** Excerpts from a figure dataset **
......

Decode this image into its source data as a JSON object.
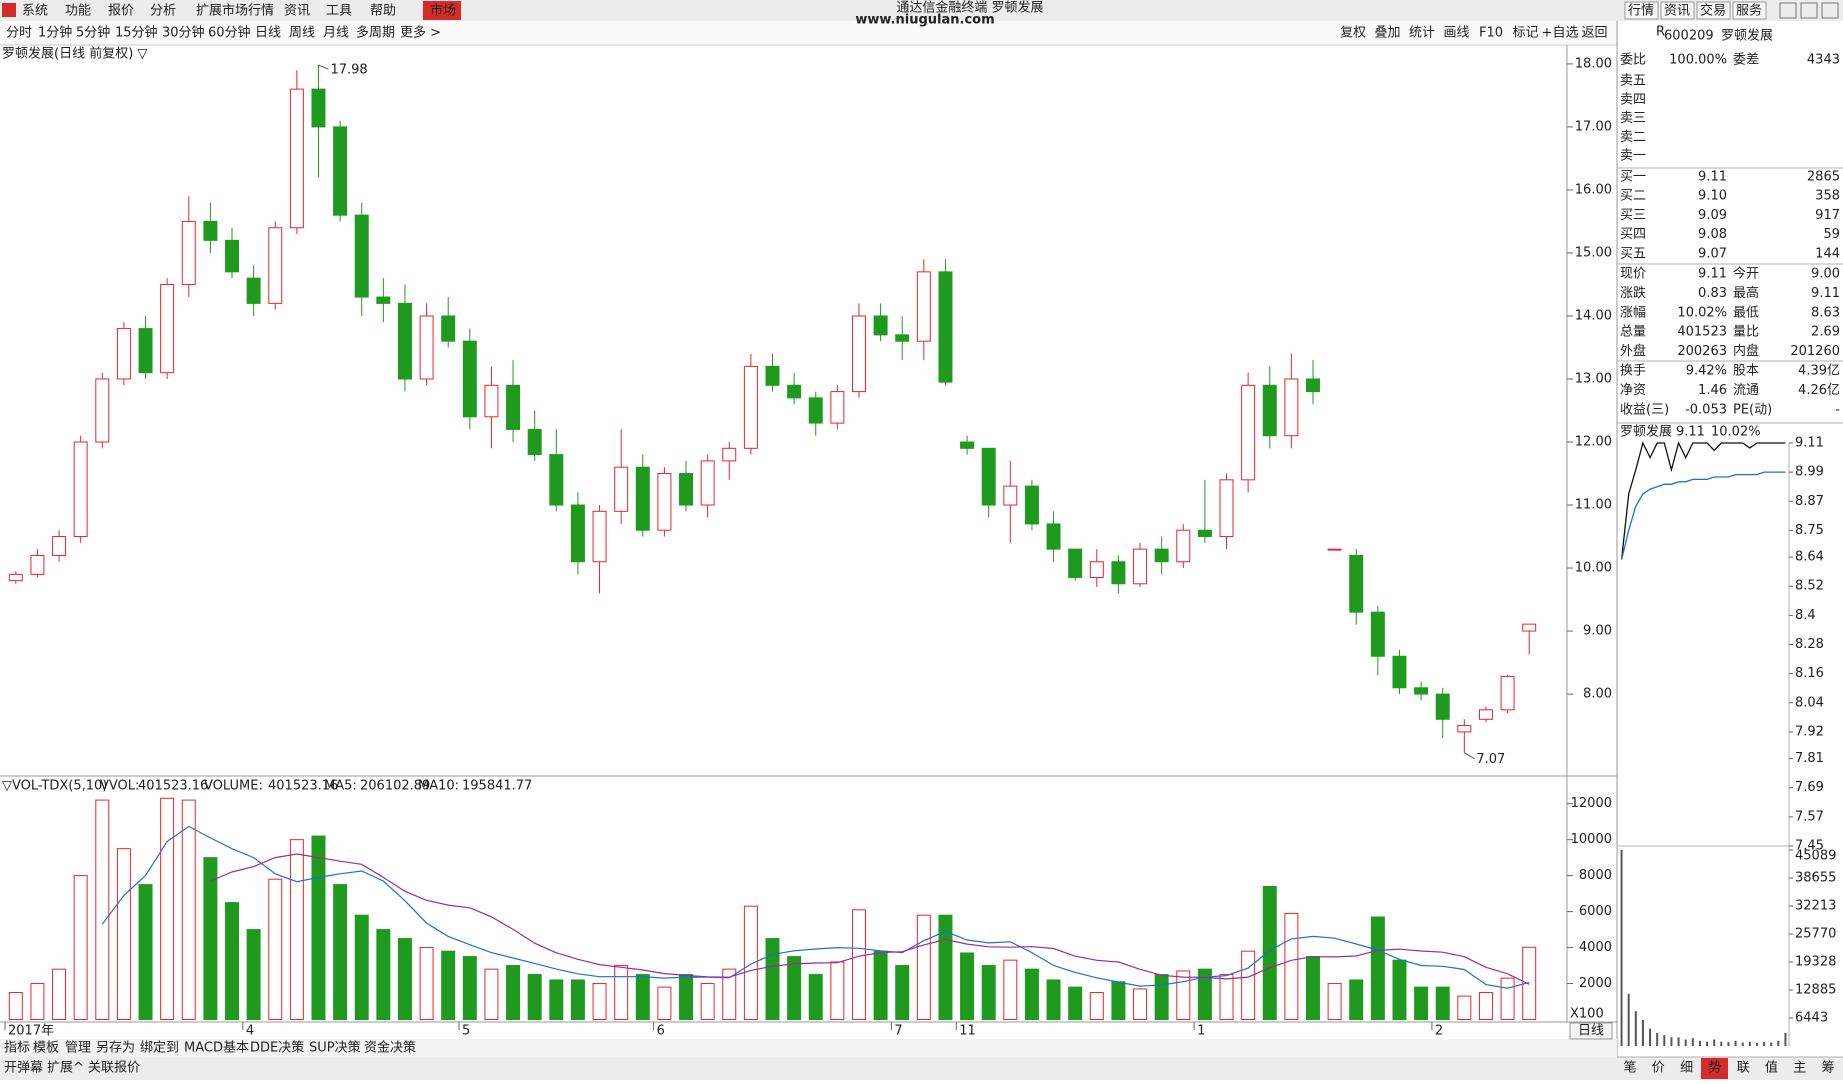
{
  "menu": {
    "items": [
      "系统",
      "功能",
      "报价",
      "分析",
      "扩展市场行情",
      "资讯",
      "工具",
      "帮助"
    ],
    "market": "市场",
    "app_title": "通达信金融终端 罗顿发展",
    "watermark": "www.niugulan.com",
    "right": [
      "行情",
      "资讯",
      "交易",
      "服务"
    ]
  },
  "toolbar": {
    "periods": [
      "分时",
      "1分钟",
      "5分钟",
      "15分钟",
      "30分钟",
      "60分钟",
      "日线",
      "周线",
      "月线",
      "多周期",
      "更多 >"
    ],
    "tools": [
      "复权",
      "叠加",
      "统计",
      "画线",
      "F10",
      "标记",
      "+自选",
      "返回"
    ]
  },
  "chart_data": [
    {
      "type": "candlestick",
      "title": "罗顿发展(日线 前复权) ▽",
      "up_color": "#e8262b",
      "down_color": "#1f9a1f",
      "categories": [
        "2017年",
        null,
        null,
        null,
        null,
        null,
        null,
        null,
        null,
        null,
        null,
        "4",
        null,
        null,
        null,
        null,
        null,
        null,
        null,
        null,
        null,
        "5",
        null,
        null,
        null,
        null,
        null,
        null,
        null,
        null,
        "6",
        null,
        null,
        null,
        null,
        null,
        null,
        null,
        null,
        null,
        null,
        "7",
        null,
        null,
        "11",
        null,
        null,
        null,
        null,
        null,
        null,
        null,
        null,
        null,
        null,
        "1",
        null,
        null,
        null,
        null,
        null,
        null,
        null,
        null,
        null,
        null,
        "2",
        null,
        null,
        null,
        null
      ],
      "candles": [
        [
          9.8,
          9.95,
          9.75,
          9.9
        ],
        [
          9.9,
          10.3,
          9.85,
          10.2
        ],
        [
          10.2,
          10.6,
          10.1,
          10.5
        ],
        [
          10.5,
          12.1,
          10.4,
          12.0
        ],
        [
          12.0,
          13.1,
          11.9,
          13.0
        ],
        [
          13.0,
          13.9,
          12.9,
          13.8
        ],
        [
          13.8,
          14.0,
          13.0,
          13.1
        ],
        [
          13.1,
          14.6,
          13.0,
          14.5
        ],
        [
          14.5,
          15.9,
          14.3,
          15.5
        ],
        [
          15.5,
          15.8,
          15.0,
          15.2
        ],
        [
          15.2,
          15.4,
          14.6,
          14.7
        ],
        [
          14.6,
          14.8,
          14.0,
          14.2
        ],
        [
          14.2,
          15.5,
          14.1,
          15.4
        ],
        [
          15.4,
          17.9,
          15.3,
          17.6
        ],
        [
          17.6,
          17.98,
          16.2,
          17.0
        ],
        [
          17.0,
          17.1,
          15.5,
          15.6
        ],
        [
          15.6,
          15.8,
          14.0,
          14.3
        ],
        [
          14.3,
          14.6,
          13.9,
          14.2
        ],
        [
          14.2,
          14.5,
          12.8,
          13.0
        ],
        [
          13.0,
          14.2,
          12.9,
          14.0
        ],
        [
          14.0,
          14.3,
          13.5,
          13.6
        ],
        [
          13.6,
          13.8,
          12.2,
          12.4
        ],
        [
          12.4,
          13.2,
          11.9,
          12.9
        ],
        [
          12.9,
          13.3,
          12.0,
          12.2
        ],
        [
          12.2,
          12.5,
          11.7,
          11.8
        ],
        [
          11.8,
          12.2,
          10.9,
          11.0
        ],
        [
          11.0,
          11.2,
          9.9,
          10.1
        ],
        [
          10.1,
          11.0,
          9.6,
          10.9
        ],
        [
          10.9,
          12.2,
          10.7,
          11.6
        ],
        [
          11.6,
          11.8,
          10.5,
          10.6
        ],
        [
          10.6,
          11.6,
          10.5,
          11.5
        ],
        [
          11.5,
          11.7,
          10.9,
          11.0
        ],
        [
          11.0,
          11.8,
          10.8,
          11.7
        ],
        [
          11.7,
          12.0,
          11.4,
          11.9
        ],
        [
          11.9,
          13.4,
          11.8,
          13.2
        ],
        [
          13.2,
          13.4,
          12.8,
          12.9
        ],
        [
          12.9,
          13.1,
          12.6,
          12.7
        ],
        [
          12.7,
          12.8,
          12.1,
          12.3
        ],
        [
          12.3,
          12.9,
          12.2,
          12.8
        ],
        [
          12.8,
          14.2,
          12.7,
          14.0
        ],
        [
          14.0,
          14.2,
          13.6,
          13.7
        ],
        [
          13.7,
          14.0,
          13.3,
          13.6
        ],
        [
          13.6,
          14.9,
          13.3,
          14.7
        ],
        [
          14.7,
          14.9,
          12.9,
          12.95
        ],
        [
          12.0,
          12.1,
          11.8,
          11.9
        ],
        [
          11.9,
          11.9,
          10.8,
          11.0
        ],
        [
          11.0,
          11.7,
          10.4,
          11.3
        ],
        [
          11.3,
          11.4,
          10.6,
          10.7
        ],
        [
          10.7,
          10.9,
          10.1,
          10.3
        ],
        [
          10.3,
          10.3,
          9.8,
          9.85
        ],
        [
          9.85,
          10.3,
          9.7,
          10.1
        ],
        [
          10.1,
          10.2,
          9.6,
          9.75
        ],
        [
          9.75,
          10.4,
          9.7,
          10.3
        ],
        [
          10.3,
          10.5,
          9.9,
          10.1
        ],
        [
          10.1,
          10.7,
          10.0,
          10.6
        ],
        [
          10.6,
          11.4,
          10.4,
          10.5
        ],
        [
          10.5,
          11.5,
          10.3,
          11.4
        ],
        [
          11.4,
          13.1,
          11.2,
          12.9
        ],
        [
          12.9,
          13.2,
          11.9,
          12.1
        ],
        [
          12.1,
          13.4,
          11.9,
          13.0
        ],
        [
          13.0,
          13.3,
          12.6,
          12.8
        ],
        [
          10.3,
          10.3,
          10.3,
          10.3
        ],
        [
          10.2,
          10.3,
          9.1,
          9.3
        ],
        [
          9.3,
          9.4,
          8.3,
          8.6
        ],
        [
          8.6,
          8.7,
          8.0,
          8.1
        ],
        [
          8.1,
          8.2,
          7.9,
          8.0
        ],
        [
          8.0,
          8.1,
          7.3,
          7.6
        ],
        [
          7.4,
          7.6,
          7.07,
          7.5
        ],
        [
          7.6,
          7.8,
          7.55,
          7.75
        ],
        [
          7.75,
          8.3,
          7.7,
          8.28
        ],
        [
          9.0,
          9.11,
          8.63,
          9.11
        ]
      ],
      "ylim": [
        6.7,
        18.3
      ],
      "yticks": [
        {
          "value": 8,
          "label": "8.00"
        },
        {
          "value": 9,
          "label": "9.00"
        },
        {
          "value": 10,
          "label": "10.00"
        },
        {
          "value": 11,
          "label": "11.00"
        },
        {
          "value": 12,
          "label": "12.00"
        },
        {
          "value": 13,
          "label": "13.00"
        },
        {
          "value": 14,
          "label": "14.00"
        },
        {
          "value": 15,
          "label": "15.00"
        },
        {
          "value": 16,
          "label": "16.00"
        },
        {
          "value": 17,
          "label": "17.00"
        },
        {
          "value": 18,
          "label": "18.00"
        }
      ]
    },
    {
      "type": "bar",
      "indicator": "▽VOL-TDX(5,10)",
      "vvol_label": "VVOL:",
      "vvol": 401523.16,
      "unit_label": "X100",
      "series": [
        {
          "name": "VOLUME:",
          "latest": 401523.16,
          "color": "#1f6fd6",
          "values": [
            1500,
            2000,
            2800,
            8000,
            12200,
            9500,
            7500,
            12300,
            12200,
            9000,
            6500,
            5000,
            7800,
            10000,
            10200,
            7500,
            5800,
            5000,
            4500,
            4000,
            3800,
            3500,
            2800,
            3000,
            2500,
            2200,
            2200,
            2000,
            3000,
            2500,
            1800,
            2500,
            2000,
            2800,
            6300,
            4500,
            3500,
            2500,
            3200,
            6100,
            3800,
            3000,
            5800,
            5800,
            3700,
            3000,
            3300,
            2800,
            2200,
            1800,
            1500,
            2100,
            1700,
            2500,
            2700,
            2800,
            2500,
            3800,
            7400,
            5900,
            3500,
            2000,
            2200,
            5700,
            3300,
            1800,
            1800,
            1300,
            1500,
            2300,
            4015
          ]
        },
        {
          "name": "MA5:",
          "latest": 206102.89,
          "color": "#1f6fd6",
          "values": [
            null,
            null,
            null,
            null,
            5300,
            6900,
            8000,
            9900,
            10740,
            10100,
            9500,
            9000,
            8100,
            7660,
            7900,
            8100,
            8260,
            7700,
            6600,
            5360,
            4620,
            4160,
            3720,
            3420,
            3120,
            2800,
            2540,
            2380,
            2380,
            2380,
            2300,
            2360,
            2360,
            2320,
            3080,
            3620,
            3820,
            3920,
            4000,
            3960,
            3820,
            3720,
            4380,
            4900,
            4420,
            4260,
            4320,
            3720,
            3000,
            2620,
            2320,
            2080,
            1860,
            1920,
            2100,
            2360,
            2440,
            2860,
            3840,
            4480,
            4620,
            4520,
            4200,
            3860,
            3340,
            3000,
            2960,
            2780,
            1940,
            1740,
            2061
          ]
        },
        {
          "name": "MA10:",
          "latest": 195841.77,
          "color": "#9b2d9b",
          "values": [
            null,
            null,
            null,
            null,
            null,
            null,
            null,
            null,
            null,
            7700,
            8200,
            8500,
            9000,
            9200,
            9000,
            8800,
            8630,
            7900,
            7130,
            6630,
            6360,
            6210,
            5710,
            5010,
            4240,
            3710,
            3350,
            3050,
            2900,
            2750,
            2550,
            2450,
            2370,
            2350,
            2730,
            2960,
            3090,
            3140,
            3160,
            3520,
            3720,
            3770,
            4150,
            4450,
            4190,
            4040,
            4020,
            4050,
            3950,
            3520,
            3290,
            3200,
            2790,
            2460,
            2360,
            2340,
            2260,
            2360,
            2880,
            3290,
            3490,
            3480,
            3530,
            3850,
            3910,
            3810,
            3740,
            3490,
            2900,
            2540,
            1958
          ]
        }
      ],
      "ylim": [
        0,
        13540
      ],
      "yticks": [
        2000,
        4000,
        6000,
        8000,
        10000,
        12000
      ]
    },
    {
      "type": "line",
      "title": "罗顿发展",
      "price": 9.11,
      "change": "10.02%",
      "series": [
        {
          "name": "price",
          "color": "#111111",
          "values": [
            8.63,
            8.9,
            9.0,
            9.11,
            9.05,
            9.11,
            9.11,
            9.0,
            9.11,
            9.05,
            9.11,
            9.11,
            9.11,
            9.08,
            9.11,
            9.11,
            9.11,
            9.11,
            9.09,
            9.11,
            9.11,
            9.11,
            9.11,
            9.11
          ]
        },
        {
          "name": "avg",
          "color": "#1f6fd6",
          "values": [
            8.63,
            8.75,
            8.85,
            8.9,
            8.92,
            8.93,
            8.94,
            8.94,
            8.95,
            8.95,
            8.96,
            8.96,
            8.96,
            8.97,
            8.97,
            8.97,
            8.98,
            8.98,
            8.98,
            8.98,
            8.99,
            8.99,
            8.99,
            8.99
          ]
        }
      ],
      "volumes": [
        45089,
        12000,
        8000,
        6000,
        4000,
        3000,
        2500,
        2000,
        2000,
        1500,
        1800,
        1200,
        1000,
        1500,
        1000,
        900,
        1200,
        800,
        1000,
        700,
        900,
        800,
        1200,
        3000
      ],
      "ylim": [
        7.45,
        9.11
      ],
      "yticks": [
        9.11,
        8.99,
        8.87,
        8.75,
        8.64,
        8.52,
        8.4,
        8.28,
        8.16,
        8.04,
        7.92,
        7.81,
        7.69,
        7.57,
        7.45
      ],
      "vol_ylim": [
        0,
        45089
      ],
      "vol_yticks": [
        45089,
        38655,
        32213,
        25770,
        19328,
        12885,
        6443
      ]
    }
  ],
  "quote": {
    "mark": "R",
    "code": "600209",
    "name": "罗顿发展",
    "ratio": [
      "委比",
      "100.00%",
      "委差",
      "4343"
    ],
    "asks": [
      "卖五",
      "卖四",
      "卖三",
      "卖二",
      "卖一"
    ],
    "bids": [
      [
        "买一",
        "9.11",
        "2865"
      ],
      [
        "买二",
        "9.10",
        "358"
      ],
      [
        "买三",
        "9.09",
        "917"
      ],
      [
        "买四",
        "9.08",
        "59"
      ],
      [
        "买五",
        "9.07",
        "144"
      ]
    ],
    "stats": [
      [
        "现价",
        "9.11",
        "今开",
        "9.00"
      ],
      [
        "涨跌",
        "0.83",
        "最高",
        "9.11"
      ],
      [
        "涨幅",
        "10.02%",
        "最低",
        "8.63"
      ],
      [
        "总量",
        "401523",
        "量比",
        "2.69"
      ],
      [
        "外盘",
        "200263",
        "内盘",
        "201260"
      ],
      [
        "换手",
        "9.42%",
        "股本",
        "4.39亿"
      ],
      [
        "净资",
        "1.46",
        "流通",
        "4.26亿"
      ],
      [
        "收益(三)",
        "-0.053",
        "PE(动)",
        "-"
      ]
    ]
  },
  "period_tag": "日线",
  "bottom": {
    "tabs": [
      "指标",
      "模板",
      "管理",
      "另存为",
      "绑定到",
      "MACD基本",
      "DDE决策",
      "SUP决策",
      "资金决策"
    ],
    "tabs2": [
      "开弹幕",
      "扩展^",
      "关联报价"
    ],
    "right_tabs": [
      "笔",
      "价",
      "细",
      "势",
      "联",
      "值",
      "主",
      "筹"
    ]
  }
}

......

** WRITTEN REQUEST **
Search the data above for lines holding "type" and copy each of them.

** ANSWER TO THIS PROBLEM **
      "type": "candlestick",
      "type": "bar",
      "type": "line",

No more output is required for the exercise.